▶ WHAT NEEDS TO BE DONE: Keep the pictures out and restate every record exactly.

==== MATERIAL FOR THIS EXERCISE ====

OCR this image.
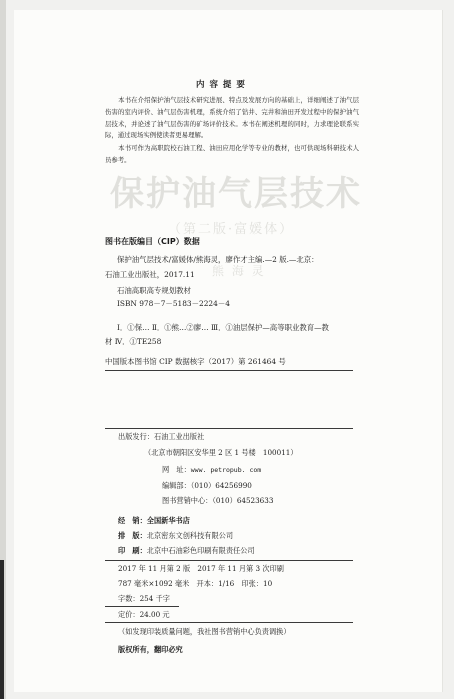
保护油气层技术
（第二版·富媛体）
熊 海 灵
内 容 提 要
本书在介绍保护油气层技术研究进展、特点及发展方向的基础上，详细阐述了油气层伤害的室内评价、油气层伤害机理，系统介绍了钻井、完井和油田开发过程中的保护油气层技术，并论述了油气层伤害的矿场评价技术。本书在阐述机理的同时，力求理论联系实际，通过现场实例使读者更易理解。
本书可作为高职院校石油工程、油田应用化学等专业的教材，也可供现场科研技术人员参考。
图书在版编目（CIP）数据
保护油气层技术/富媛体/熊海灵，廖作才主编.—2 版.—北京：
石油工业出版社，2017.11
石油高职高专规划教材
ISBN 978－7－5183－2224－4
Ⅰ．①保… Ⅱ．①熊…②廖… Ⅲ．①油层保护—高等职业教育—教
材 Ⅳ．①TE258
中国版本图书馆 CIP 数据核字（2017）第 261464 号
出版发行：石油工业出版社
（北京市朝阳区安华里 2 区 1 号楼　100011）
网　址：www. petropub. com
编辑部：（010）64256990
图书营销中心：（010）64523633
经　销：全国新华书店
排　版：北京密东文创科技有限公司
印　刷：北京中石油彩色印刷有限责任公司
2017 年 11 月第 2 版　2017 年 11 月第 3 次印刷
787 毫米×1092 毫米　开本：1/16　印张：10
字数：254 千字
定价：24.00 元
（如发现印装质量问题，我社图书营销中心负责调换）
版权所有，翻印必究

====

▶ RESPONSE TO THIS EXERCISE:
OCR this image.
保护油气层技术
（第二版·富媛体）
熊 海 灵
内 容 提 要
本书在介绍保护油气层技术研究进展、特点及发展方向的基础上，详细阐述了油气层伤害的室内评价、油气层伤害机理，系统介绍了钻井、完井和油田开发过程中的保护油气层技术，并论述了油气层伤害的矿场评价技术。本书在阐述机理的同时，力求理论联系实际，通过现场实例使读者更易理解。
本书可作为高职院校石油工程、油田应用化学等专业的教材，也可供现场科研技术人员参考。
图书在版编目（CIP）数据
保护油气层技术/富媛体/熊海灵，廖作才主编.—2 版.—北京：
石油工业出版社，2017.11
石油高职高专规划教材
ISBN 978－7－5183－2224－4
Ⅰ．①保… Ⅱ．①熊…②廖… Ⅲ．①油层保护—高等职业教育—教
材 Ⅳ．①TE258
中国版本图书馆 CIP 数据核字（2017）第 261464 号
出版发行：石油工业出版社
（北京市朝阳区安华里 2 区 1 号楼　100011）
网　址：www. petropub. com
编辑部：（010）64256990
图书营销中心：（010）64523633
经　销：全国新华书店
排　版：北京密东文创科技有限公司
印　刷：北京中石油彩色印刷有限责任公司
2017 年 11 月第 2 版　2017 年 11 月第 3 次印刷
787 毫米×1092 毫米　开本：1/16　印张：10
字数：254 千字
定价：24.00 元
（如发现印装质量问题，我社图书营销中心负责调换）
版权所有，翻印必究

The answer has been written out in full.